Can you print the data exactly and leave out each image?

__Listed entries__.
┄┄┄┄┄┄┄┄┄┄┄┄┄┄┄┄┄┄┄┄

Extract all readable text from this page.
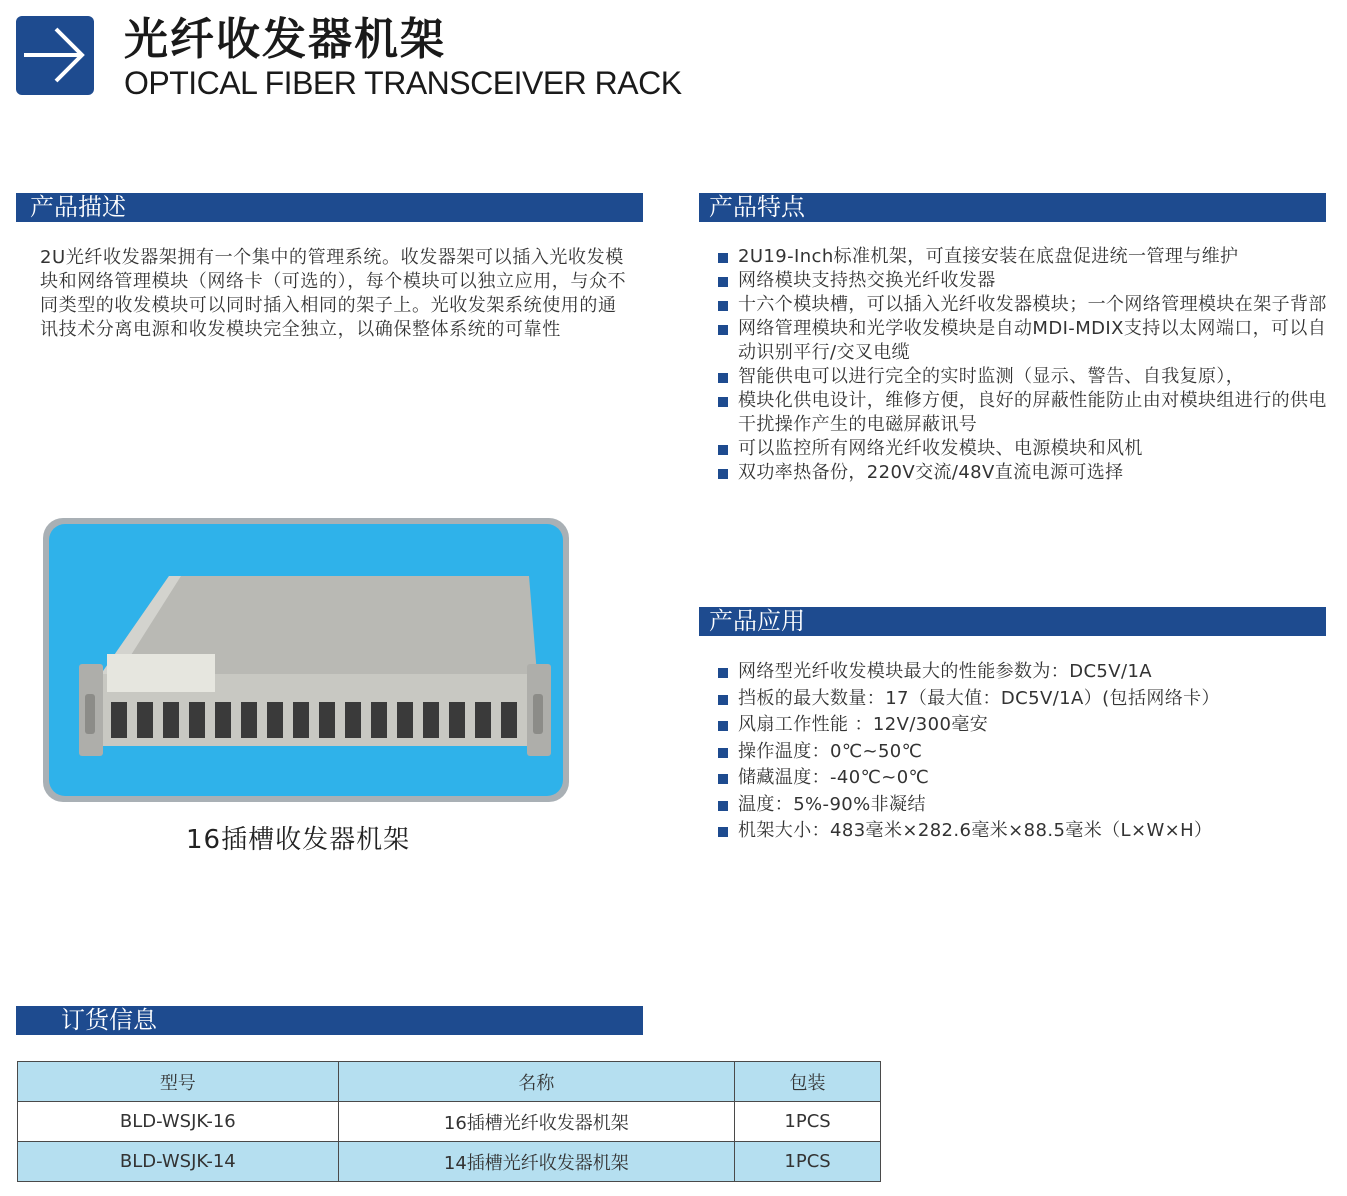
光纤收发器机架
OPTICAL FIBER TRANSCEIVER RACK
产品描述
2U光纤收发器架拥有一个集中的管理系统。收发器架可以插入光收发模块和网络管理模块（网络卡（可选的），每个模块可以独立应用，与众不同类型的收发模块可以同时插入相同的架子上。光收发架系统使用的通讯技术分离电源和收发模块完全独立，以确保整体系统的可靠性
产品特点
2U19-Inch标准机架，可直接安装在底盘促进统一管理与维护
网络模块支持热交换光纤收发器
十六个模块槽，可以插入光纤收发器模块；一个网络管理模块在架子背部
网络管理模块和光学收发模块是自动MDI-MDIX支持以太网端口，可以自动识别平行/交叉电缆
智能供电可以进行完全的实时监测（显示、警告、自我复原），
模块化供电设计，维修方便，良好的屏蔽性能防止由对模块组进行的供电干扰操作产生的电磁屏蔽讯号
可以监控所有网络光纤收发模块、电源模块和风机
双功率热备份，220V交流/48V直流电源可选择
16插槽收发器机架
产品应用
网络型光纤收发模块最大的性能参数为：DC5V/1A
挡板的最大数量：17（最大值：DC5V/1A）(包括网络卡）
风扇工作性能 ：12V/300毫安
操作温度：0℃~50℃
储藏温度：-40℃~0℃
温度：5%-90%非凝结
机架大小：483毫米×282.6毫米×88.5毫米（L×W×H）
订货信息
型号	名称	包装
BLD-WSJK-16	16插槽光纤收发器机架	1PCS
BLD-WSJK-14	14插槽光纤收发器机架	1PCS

┄┄┄┄┄┄┄┄┄┄┄┄┄┄┄┄┄┄┄┄

__Answer to the exercise__.
Extract all readable text from this page.
光纤收发器机架
OPTICAL FIBER TRANSCEIVER RACK
产品描述
2U光纤收发器架拥有一个集中的管理系统。收发器架可以插入光收发模块和网络管理模块（网络卡（可选的），每个模块可以独立应用，与众不同类型的收发模块可以同时插入相同的架子上。光收发架系统使用的通讯技术分离电源和收发模块完全独立，以确保整体系统的可靠性
产品特点
2U19-Inch标准机架，可直接安装在底盘促进统一管理与维护
网络模块支持热交换光纤收发器
十六个模块槽，可以插入光纤收发器模块；一个网络管理模块在架子背部
网络管理模块和光学收发模块是自动MDI-MDIX支持以太网端口，可以自动识别平行/交叉电缆
智能供电可以进行完全的实时监测（显示、警告、自我复原），
模块化供电设计，维修方便，良好的屏蔽性能防止由对模块组进行的供电干扰操作产生的电磁屏蔽讯号
可以监控所有网络光纤收发模块、电源模块和风机
双功率热备份，220V交流/48V直流电源可选择
16插槽收发器机架
产品应用
网络型光纤收发模块最大的性能参数为：DC5V/1A
挡板的最大数量：17（最大值：DC5V/1A）(包括网络卡）
风扇工作性能 ：12V/300毫安
操作温度：0℃~50℃
储藏温度：-40℃~0℃
温度：5%-90%非凝结
机架大小：483毫米×282.6毫米×88.5毫米（L×W×H）
订货信息
型号	名称	包装
BLD-WSJK-16	16插槽光纤收发器机架	1PCS
BLD-WSJK-14	14插槽光纤收发器机架	1PCS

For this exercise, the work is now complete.